**STATED EXERCISE**
Transcribe the material in full. Nothing should differ except that the pictures are left out.

**MATERIAL SHOWN**

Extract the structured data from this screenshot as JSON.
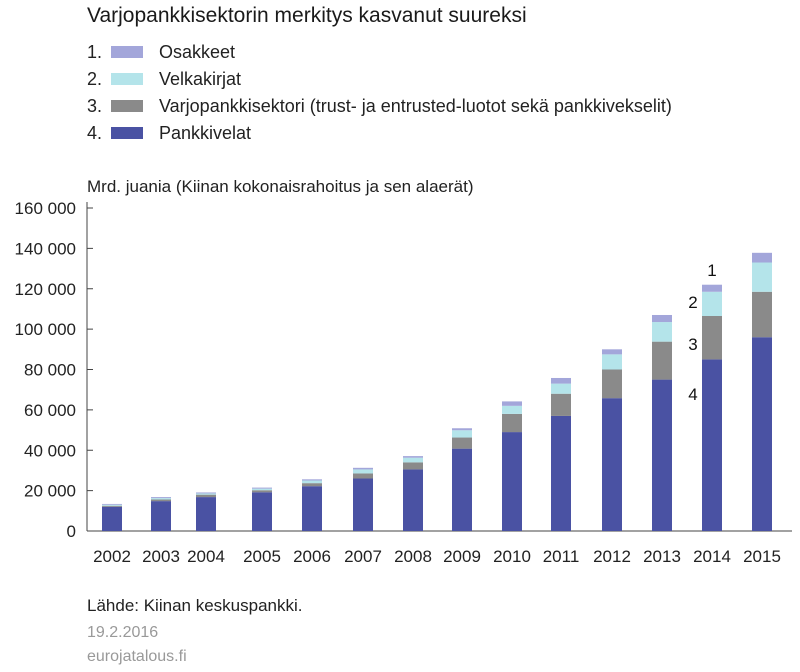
{
  "chart_data": {
    "type": "bar",
    "stacked": true,
    "title": "Varjopankkisektorin merkitys kasvanut suureksi",
    "ylabel": "Mrd. juania (Kiinan kokonaisrahoitus ja sen alaerät)",
    "categories": [
      "2002",
      "2003",
      "2004",
      "2005",
      "2006",
      "2007",
      "2008",
      "2009",
      "2010",
      "2011",
      "2012",
      "2013",
      "2014",
      "2015"
    ],
    "ylim": [
      0,
      160000
    ],
    "yticks": [
      0,
      20000,
      40000,
      60000,
      80000,
      100000,
      120000,
      140000,
      160000
    ],
    "ytick_labels": [
      "0",
      "20 000",
      "40 000",
      "60 000",
      "80 000",
      "100 000",
      "120 000",
      "140 000",
      "160 000"
    ],
    "series": [
      {
        "number": "4.",
        "name": "Pankkivelat",
        "color": "#4a52a3",
        "values": [
          12000,
          14800,
          16800,
          19200,
          22200,
          26000,
          30500,
          40800,
          49000,
          57000,
          65800,
          75000,
          85000,
          96000
        ]
      },
      {
        "number": "3.",
        "name": "Varjopankkisektori (trust- ja entrusted-luotot sekä pankkivekselit)",
        "color": "#8a8a8a",
        "values": [
          500,
          800,
          1200,
          1000,
          1500,
          2500,
          3500,
          5500,
          9000,
          11000,
          14200,
          18800,
          21500,
          22500
        ]
      },
      {
        "number": "2.",
        "name": "Velkakirjat",
        "color": "#b4e4ea",
        "values": [
          500,
          700,
          600,
          800,
          1300,
          2000,
          2300,
          3600,
          4000,
          5000,
          7500,
          9700,
          12000,
          14500
        ]
      },
      {
        "number": "1.",
        "name": "Osakkeet",
        "color": "#a3a6da",
        "values": [
          400,
          500,
          500,
          500,
          600,
          800,
          800,
          1000,
          2200,
          2800,
          2500,
          3500,
          3500,
          4800
        ]
      }
    ],
    "annotations": [
      "1",
      "2",
      "3",
      "4"
    ],
    "grid": false,
    "legend_position": "top-left"
  },
  "legend": [
    {
      "number": "1.",
      "label": "Osakkeet",
      "color": "#a3a6da"
    },
    {
      "number": "2.",
      "label": "Velkakirjat",
      "color": "#b4e4ea"
    },
    {
      "number": "3.",
      "label": "Varjopankkisektori (trust- ja entrusted-luotot sekä pankkivekselit)",
      "color": "#8a8a8a"
    },
    {
      "number": "4.",
      "label": "Pankkivelat",
      "color": "#4a52a3"
    }
  ],
  "footer": {
    "source": "Lähde: Kiinan keskuspankki.",
    "date": "19.2.2016",
    "site": "eurojatalous.fi"
  }
}
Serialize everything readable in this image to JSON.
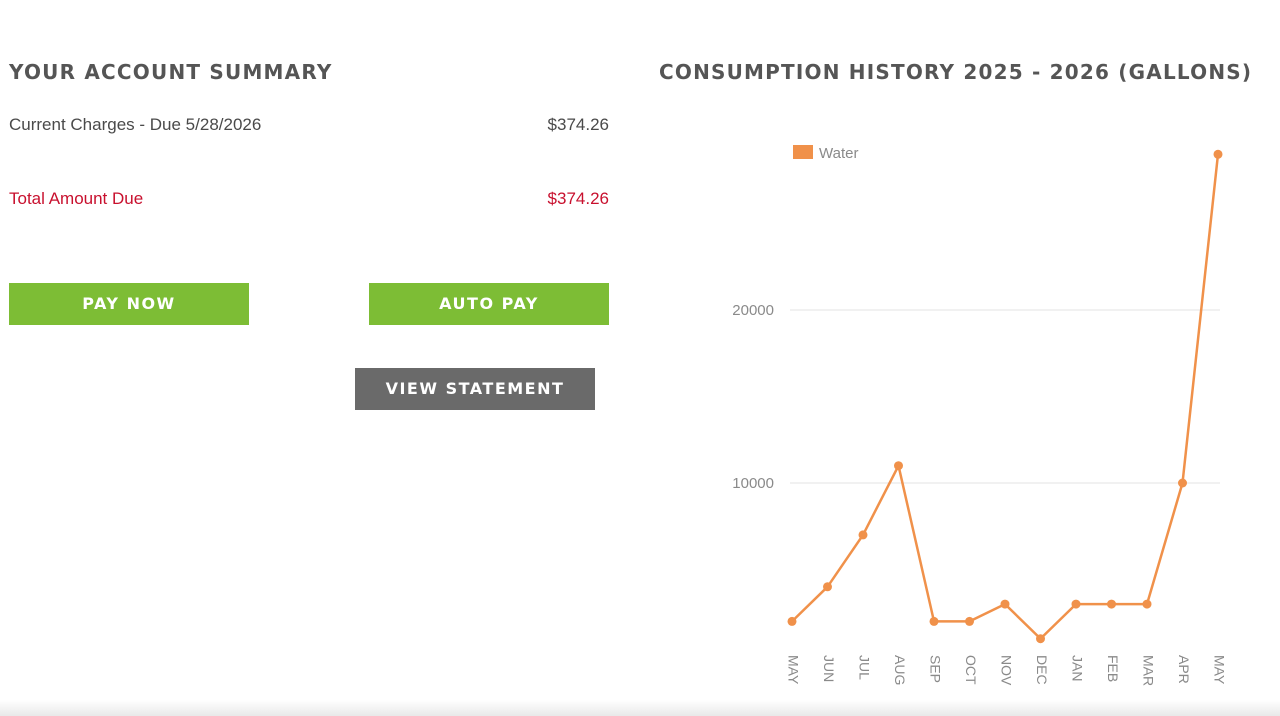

**RESULT**
Extract the structured data from this screenshot as JSON.
{
  "chart_data": {
    "type": "bar",
    "stacked": true,
    "title": "Varjopankkisektorin merkitys kasvanut suureksi",
    "ylabel": "Mrd. juania (Kiinan kokonaisrahoitus ja sen alaerät)",
    "categories": [
      "2002",
      "2003",
      "2004",
      "2005",
      "2006",
      "2007",
      "2008",
      "2009",
      "2010",
      "2011",
      "2012",
      "2013",
      "2014",
      "2015"
    ],
    "ylim": [
      0,
      160000
    ],
    "yticks": [
      0,
      20000,
      40000,
      60000,
      80000,
      100000,
      120000,
      140000,
      160000
    ],
    "ytick_labels": [
      "0",
      "20 000",
      "40 000",
      "60 000",
      "80 000",
      "100 000",
      "120 000",
      "140 000",
      "160 000"
    ],
    "series": [
      {
        "number": "4.",
        "name": "Pankkivelat",
        "color": "#4a52a3",
        "values": [
          12000,
          14800,
          16800,
          19200,
          22200,
          26000,
          30500,
          40800,
          49000,
          57000,
          65800,
          75000,
          85000,
          96000
        ]
      },
      {
        "number": "3.",
        "name": "Varjopankkisektori (trust- ja entrusted-luotot sekä pankkivekselit)",
        "color": "#8a8a8a",
        "values": [
          500,
          800,
          1200,
          1000,
          1500,
          2500,
          3500,
          5500,
          9000,
          11000,
          14200,
          18800,
          21500,
          22500
        ]
      },
      {
        "number": "2.",
        "name": "Velkakirjat",
        "color": "#b4e4ea",
        "values": [
          500,
          700,
          600,
          800,
          1300,
          2000,
          2300,
          3600,
          4000,
          5000,
          7500,
          9700,
          12000,
          14500
        ]
      },
      {
        "number": "1.",
        "name": "Osakkeet",
        "color": "#a3a6da",
        "values": [
          400,
          500,
          500,
          500,
          600,
          800,
          800,
          1000,
          2200,
          2800,
          2500,
          3500,
          3500,
          4800
        ]
      }
    ],
    "annotations": [
      "1",
      "2",
      "3",
      "4"
    ],
    "grid": false,
    "legend_position": "top-left"
  },
  "legend": [
    {
      "number": "1.",
      "label": "Osakkeet",
      "color": "#a3a6da"
    },
    {
      "number": "2.",
      "label": "Velkakirjat",
      "color": "#b4e4ea"
    },
    {
      "number": "3.",
      "label": "Varjopankkisektori (trust- ja entrusted-luotot sekä pankkivekselit)",
      "color": "#8a8a8a"
    },
    {
      "number": "4.",
      "label": "Pankkivelat",
      "color": "#4a52a3"
    }
  ],
  "footer": {
    "source": "Lähde: Kiinan keskuspankki.",
    "date": "19.2.2016",
    "site": "eurojatalous.fi"
  }
}
Serialize everything readable in this image to JSON.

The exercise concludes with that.